Give back every line exactly as it appears, pictures excluded.

________________

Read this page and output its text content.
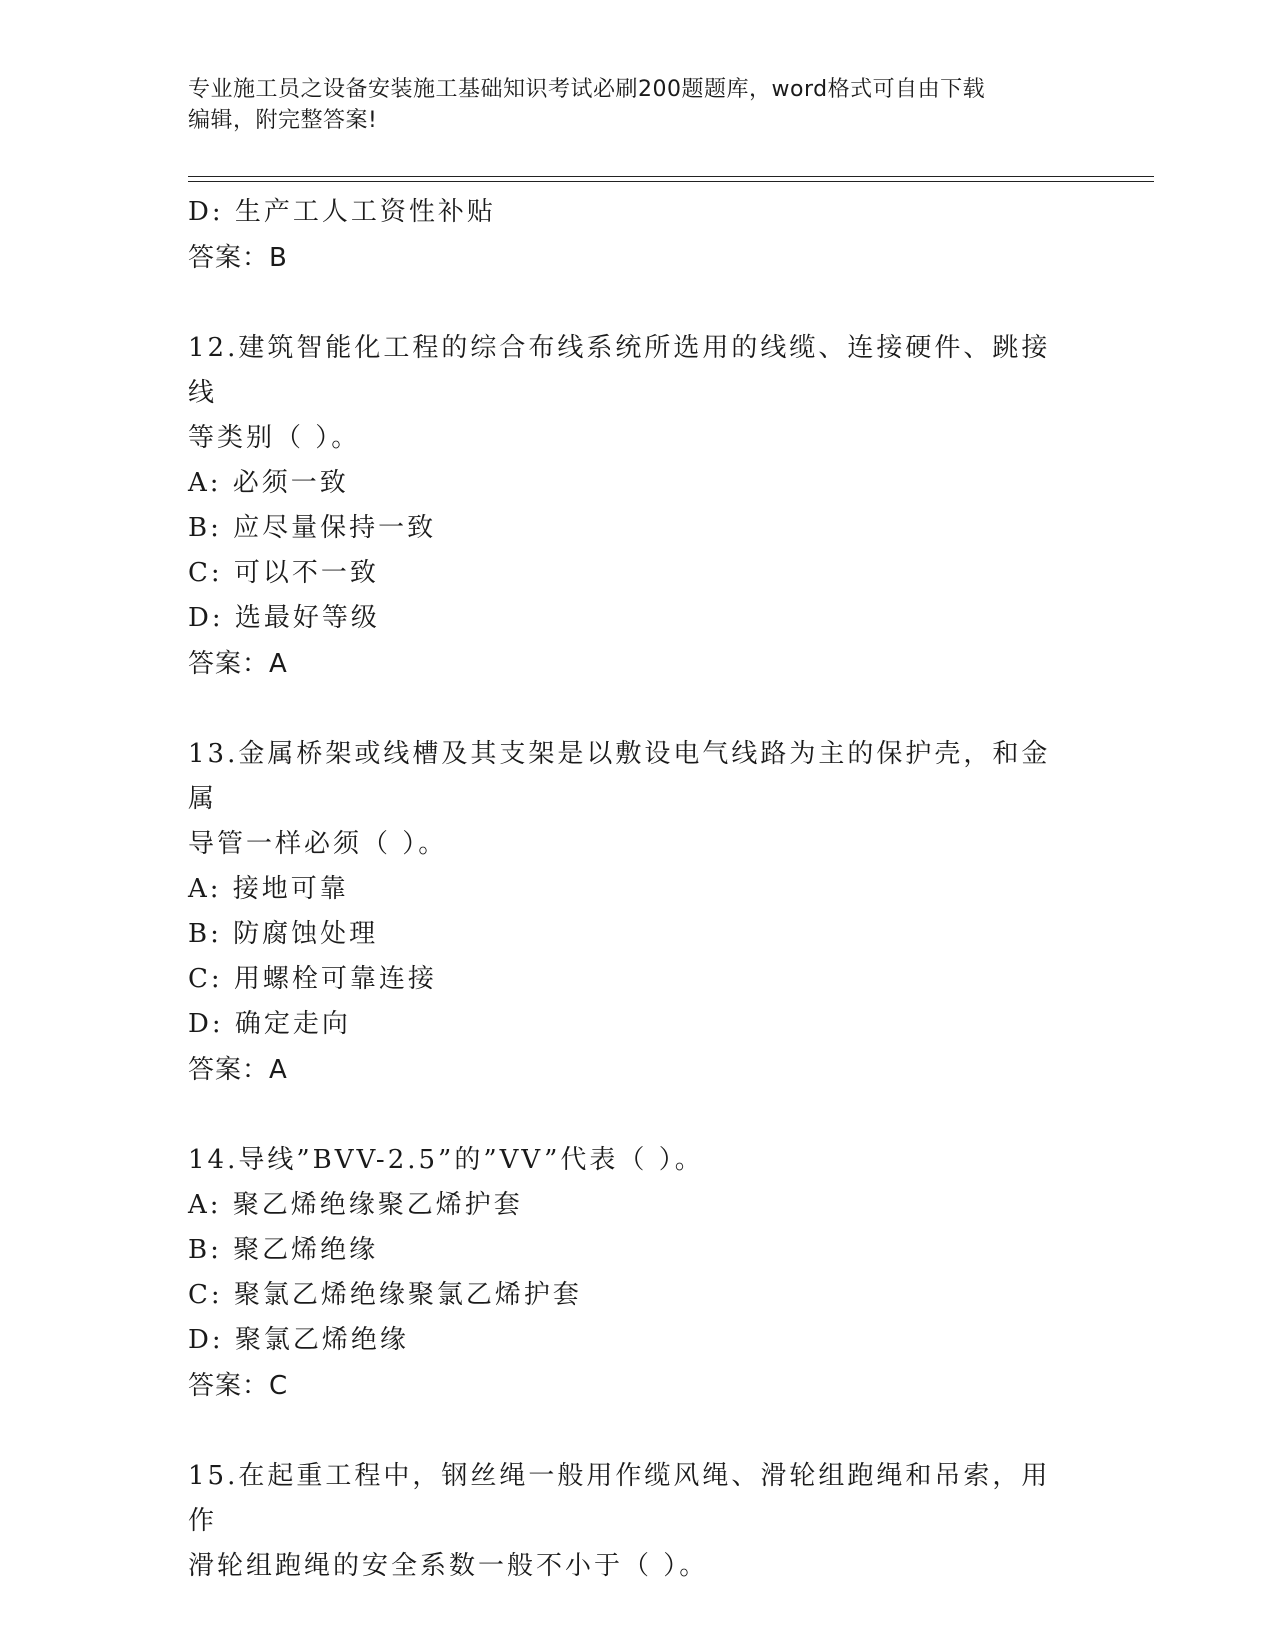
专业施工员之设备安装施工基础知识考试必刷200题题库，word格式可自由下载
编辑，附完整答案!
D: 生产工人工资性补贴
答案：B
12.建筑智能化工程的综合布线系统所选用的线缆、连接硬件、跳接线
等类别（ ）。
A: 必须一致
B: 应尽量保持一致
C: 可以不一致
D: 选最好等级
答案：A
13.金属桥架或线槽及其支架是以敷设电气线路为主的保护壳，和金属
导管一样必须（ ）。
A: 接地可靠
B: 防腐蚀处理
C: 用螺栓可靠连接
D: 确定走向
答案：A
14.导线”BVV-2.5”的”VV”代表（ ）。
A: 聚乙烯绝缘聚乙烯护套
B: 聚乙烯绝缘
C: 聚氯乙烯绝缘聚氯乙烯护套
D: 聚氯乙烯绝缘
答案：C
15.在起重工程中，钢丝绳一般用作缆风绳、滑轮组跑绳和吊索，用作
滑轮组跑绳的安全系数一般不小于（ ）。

________________

Output of the exercise:
Read this page and output its text content.
专业施工员之设备安装施工基础知识考试必刷200题题库，word格式可自由下载
编辑，附完整答案!
D: 生产工人工资性补贴
答案：B
12.建筑智能化工程的综合布线系统所选用的线缆、连接硬件、跳接线
等类别（ ）。
A: 必须一致
B: 应尽量保持一致
C: 可以不一致
D: 选最好等级
答案：A
13.金属桥架或线槽及其支架是以敷设电气线路为主的保护壳，和金属
导管一样必须（ ）。
A: 接地可靠
B: 防腐蚀处理
C: 用螺栓可靠连接
D: 确定走向
答案：A
14.导线”BVV-2.5”的”VV”代表（ ）。
A: 聚乙烯绝缘聚乙烯护套
B: 聚乙烯绝缘
C: 聚氯乙烯绝缘聚氯乙烯护套
D: 聚氯乙烯绝缘
答案：C
15.在起重工程中，钢丝绳一般用作缆风绳、滑轮组跑绳和吊索，用作
滑轮组跑绳的安全系数一般不小于（ ）。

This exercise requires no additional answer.